* [Task goal]:
Take the material below and retype it in full; pictures are left out.

▬▬▬

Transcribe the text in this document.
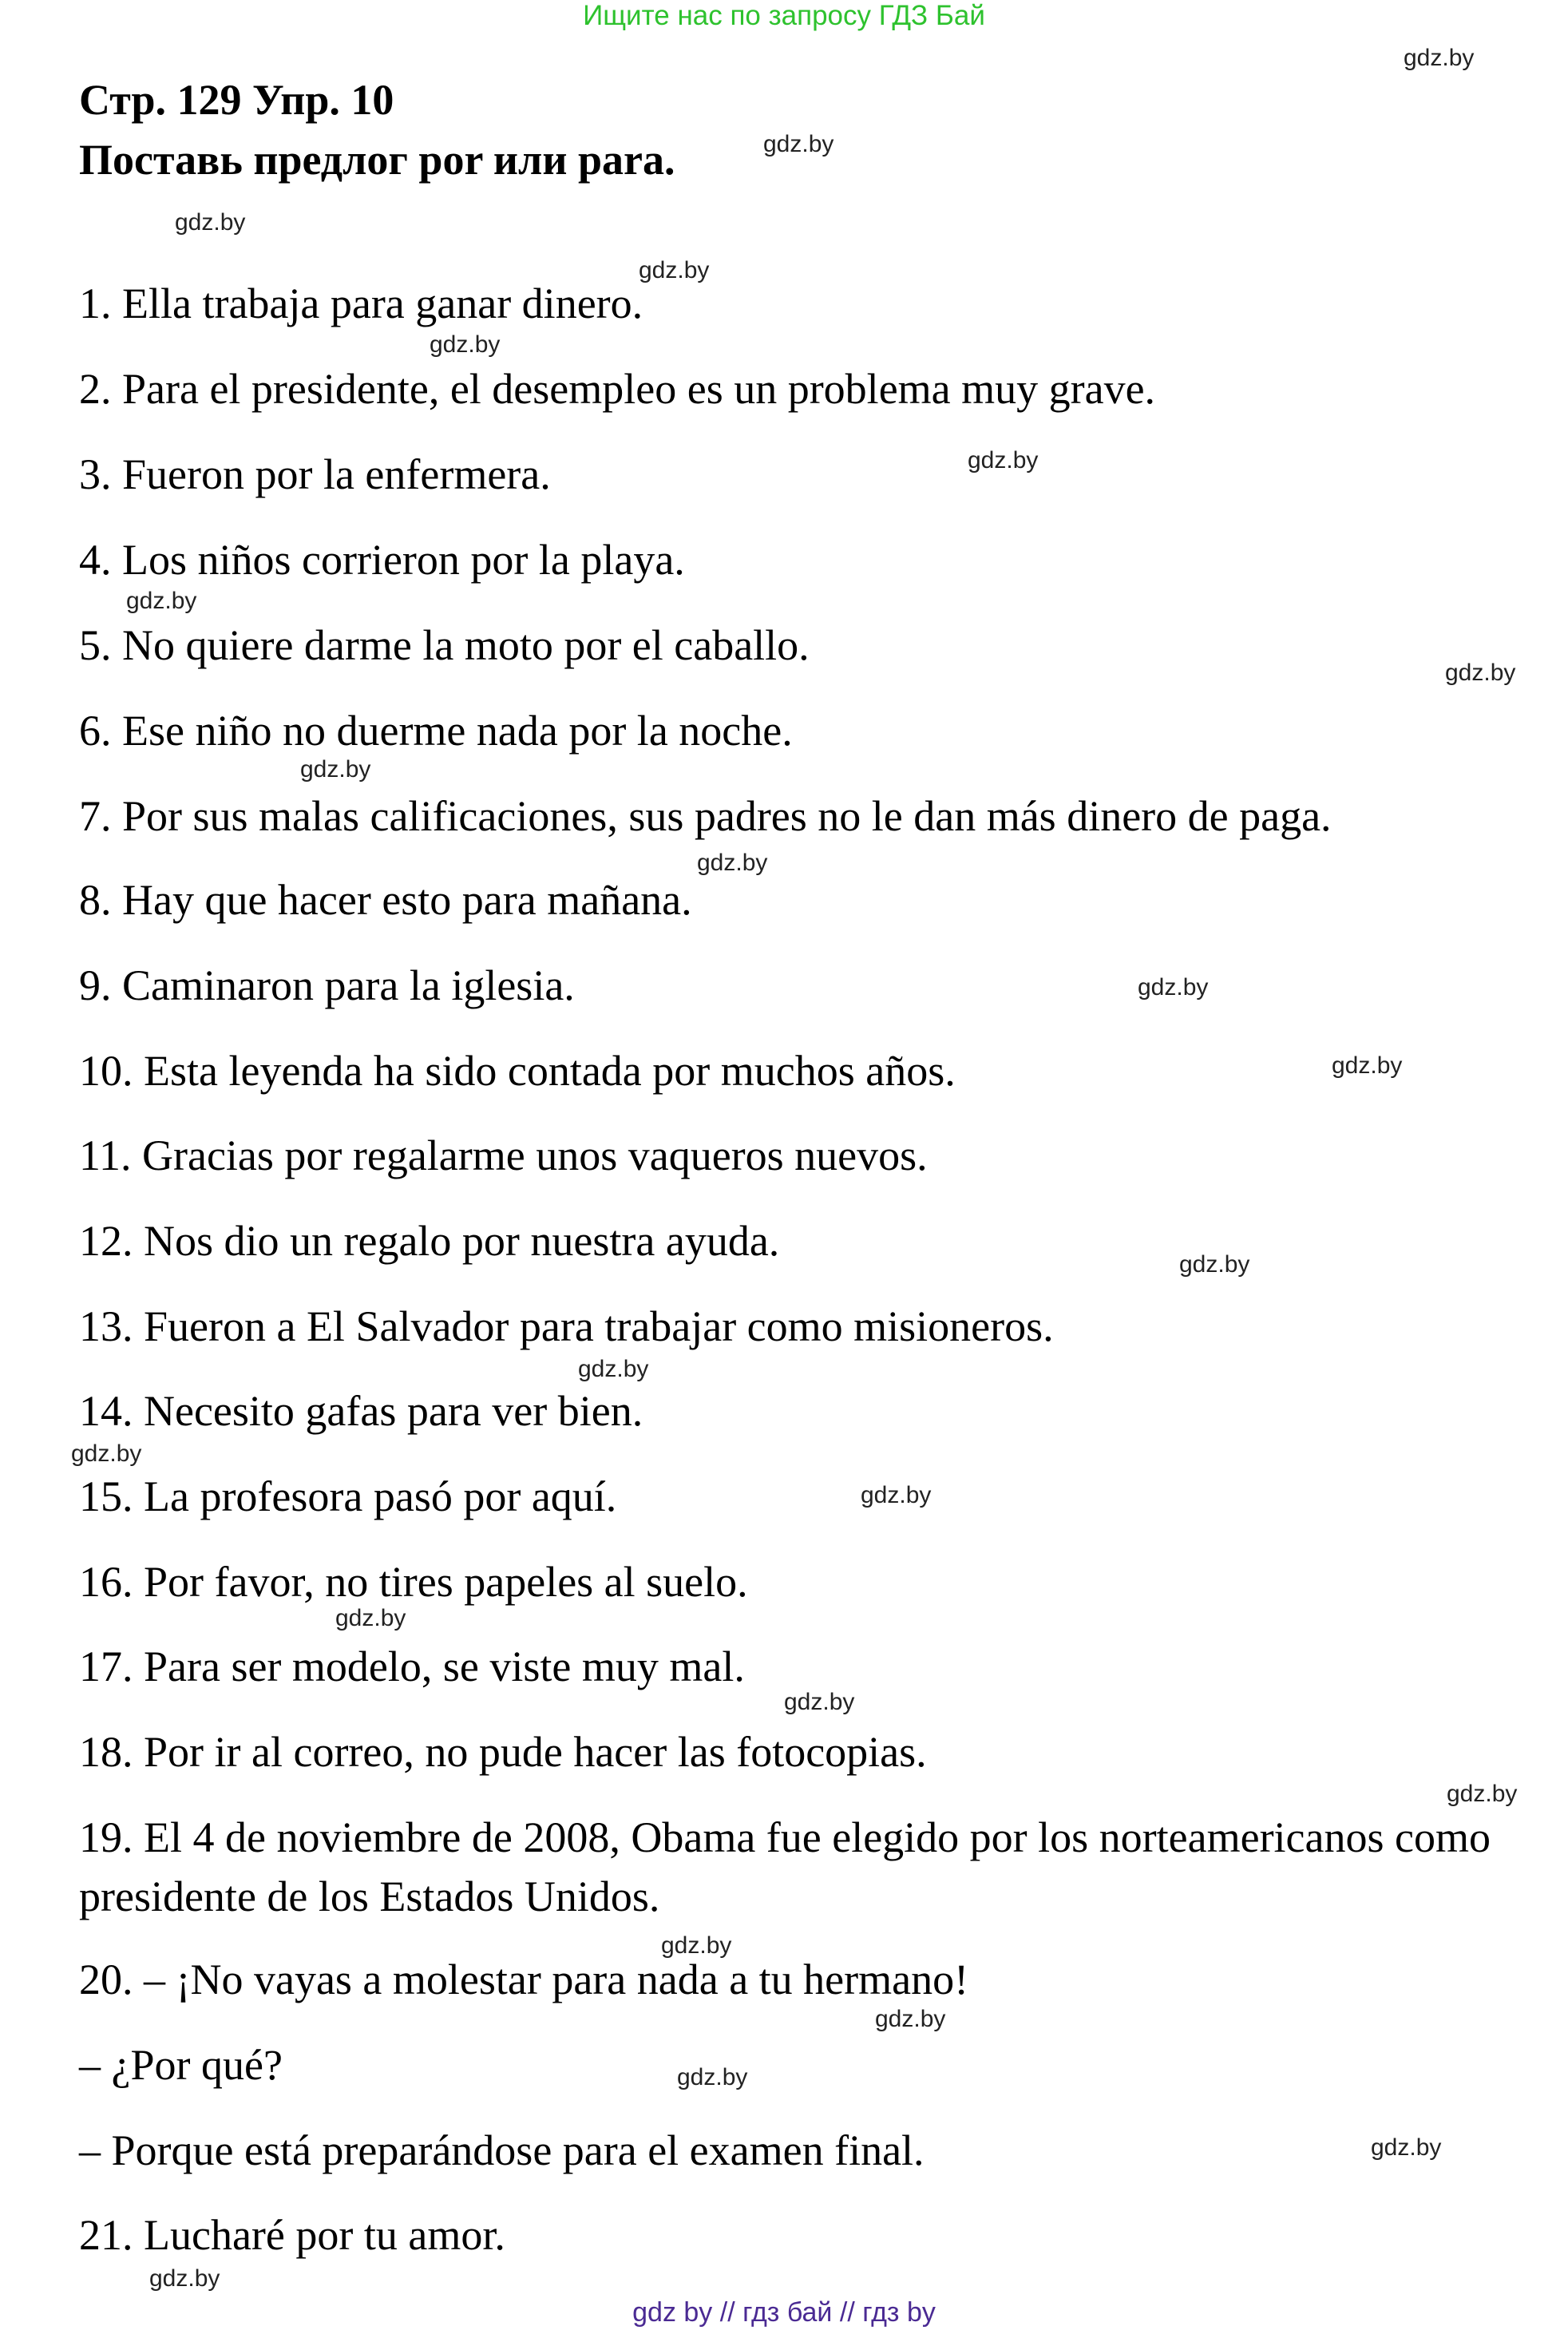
Ищите нас по запросу ГДЗ Бай
Стр. 129 Упр. 10
Поставь предлог por или para.
1. Ella trabaja para ganar dinero.
2. Para el presidente, el desempleo es un problema muy grave.
3. Fueron por la enfermera.
4. Los niños corrieron por la playa.
5. No quiere darme la moto por el caballo.
6. Ese niño no duerme nada por la noche.
7. Por sus malas calificaciones, sus padres no le dan más dinero de paga.
8. Hay que hacer esto para mañana.
9. Caminaron para la iglesia.
10. Esta leyenda ha sido contada por muchos años.
11. Gracias por regalarme unos vaqueros nuevos.
12. Nos dio un regalo por nuestra ayuda.
13. Fueron a El Salvador para trabajar como misioneros.
14. Necesito gafas para ver bien.
15. La profesora pasó por aquí.
16. Por favor, no tires papeles al suelo.
17. Para ser modelo, se viste muy mal.
18. Por ir al correo, no pude hacer las fotocopias.
19. El 4 de noviembre de 2008, Obama fue elegido por los norteamericanos como presidente de los Estados Unidos.
20. – ¡No vayas a molestar para nada a tu hermano!
– ¿Por qué?
– Porque está preparándose para el examen final.
21. Lucharé por tu amor.
gdz.by
gdz.by
gdz.by
gdz.by
gdz.by
gdz.by
gdz.by
gdz.by
gdz.by
gdz.by
gdz.by
gdz.by
gdz.by
gdz.by
gdz.by
gdz.by
gdz.by
gdz.by
gdz.by
gdz.by
gdz.by
gdz.by
gdz.by
gdz.by
gdz by // гдз бай // гдз by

▬▬▬

* [Response]:
Transcribe the text in this document.
Ищите нас по запросу ГДЗ Бай
Стр. 129 Упр. 10
Поставь предлог por или para.
1. Ella trabaja para ganar dinero.
2. Para el presidente, el desempleo es un problema muy grave.
3. Fueron por la enfermera.
4. Los niños corrieron por la playa.
5. No quiere darme la moto por el caballo.
6. Ese niño no duerme nada por la noche.
7. Por sus malas calificaciones, sus padres no le dan más dinero de paga.
8. Hay que hacer esto para mañana.
9. Caminaron para la iglesia.
10. Esta leyenda ha sido contada por muchos años.
11. Gracias por regalarme unos vaqueros nuevos.
12. Nos dio un regalo por nuestra ayuda.
13. Fueron a El Salvador para trabajar como misioneros.
14. Necesito gafas para ver bien.
15. La profesora pasó por aquí.
16. Por favor, no tires papeles al suelo.
17. Para ser modelo, se viste muy mal.
18. Por ir al correo, no pude hacer las fotocopias.
19. El 4 de noviembre de 2008, Obama fue elegido por los norteamericanos como presidente de los Estados Unidos.
20. – ¡No vayas a molestar para nada a tu hermano!
– ¿Por qué?
– Porque está preparándose para el examen final.
21. Lucharé por tu amor.
gdz.by
gdz.by
gdz.by
gdz.by
gdz.by
gdz.by
gdz.by
gdz.by
gdz.by
gdz.by
gdz.by
gdz.by
gdz.by
gdz.by
gdz.by
gdz.by
gdz.by
gdz.by
gdz.by
gdz.by
gdz.by
gdz.by
gdz.by
gdz.by
gdz by // гдз бай // гдз by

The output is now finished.